#### [To do]
Scan the lines below for the string "tillåtas" and copy every one that has it.

==================================================

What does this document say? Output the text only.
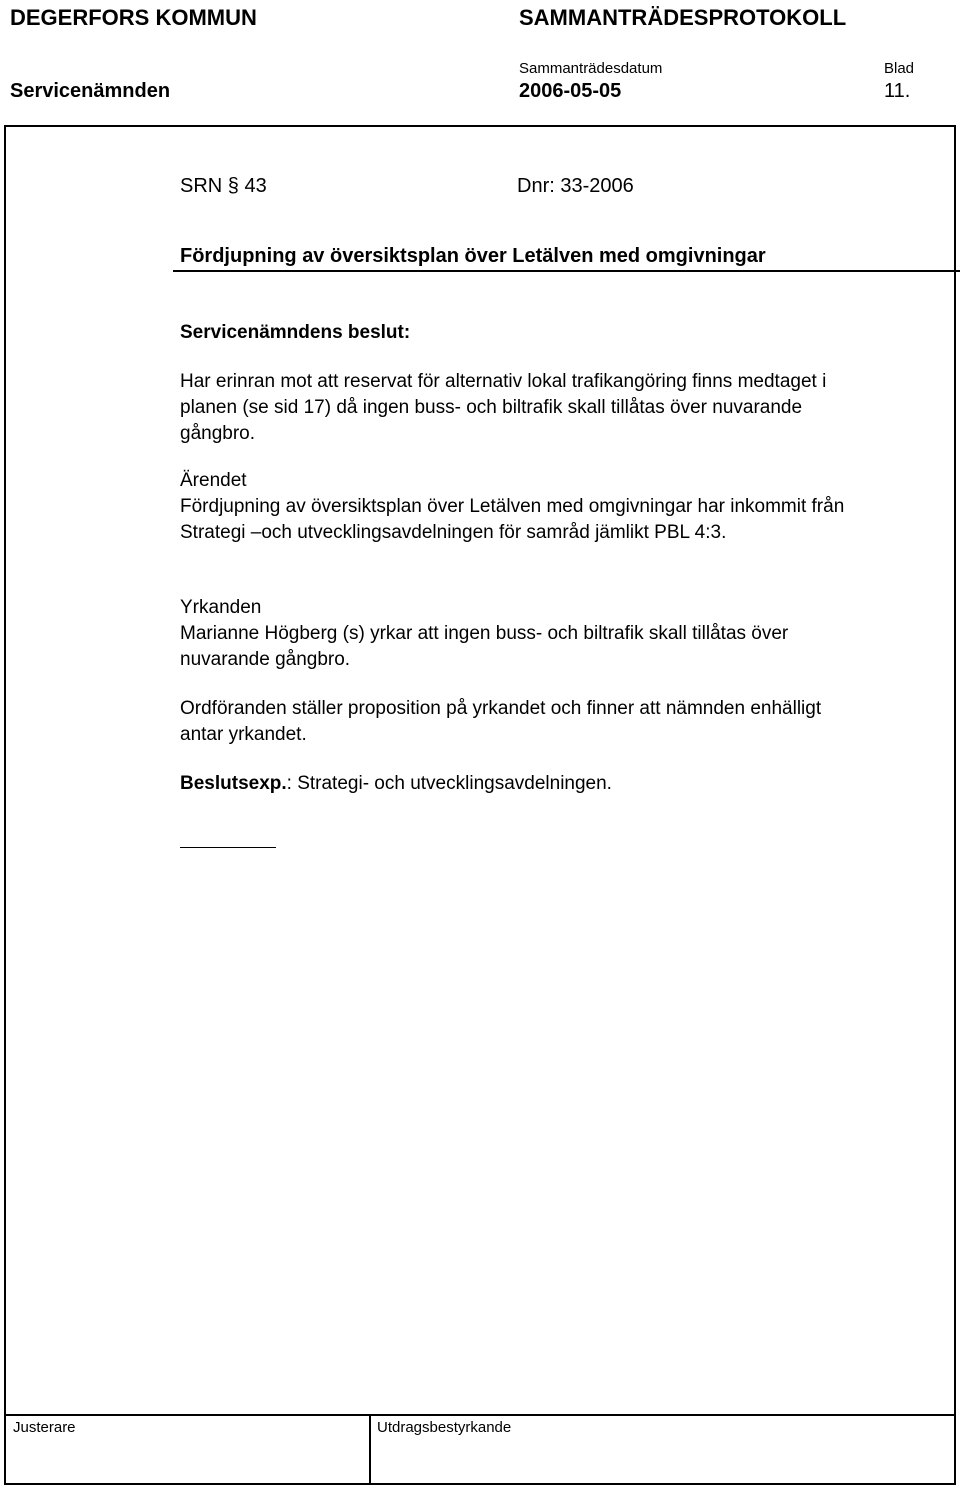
DEGERFORS KOMMUN	SAMMANTRÄDESPROTOKOLL
Sammanträdesdatum	Blad
Servicenämnden	2006-05-05	11.
SRN § 43	Dnr: 33-2006
Fördjupning av översiktsplan över Letälven med omgivningar
Servicenämndens beslut:
Har erinran mot att reservat för alternativ lokal trafikangöring finns medtaget i
planen (se sid 17) då ingen buss- och biltrafik skall tillåtas över nuvarande
gångbro.
Ärendet
Fördjupning av översiktsplan över Letälven med omgivningar har inkommit från
Strategi –och utvecklingsavdelningen för samråd jämlikt PBL 4:3.
Yrkanden
Marianne Högberg (s) yrkar att ingen buss- och biltrafik skall tillåtas över
nuvarande gångbro.
Ordföranden ställer proposition på yrkandet och finner att nämnden enhälligt
antar yrkandet.
Beslutsexp.: Strategi- och utvecklingsavdelningen.
Justerare	Utdragsbestyrkande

==================================================

#### [Answer to this exercise]
planen (se sid 17) då ingen buss- och biltrafik skall tillåtas över nuvarande
Marianne Högberg (s) yrkar att ingen buss- och biltrafik skall tillåtas över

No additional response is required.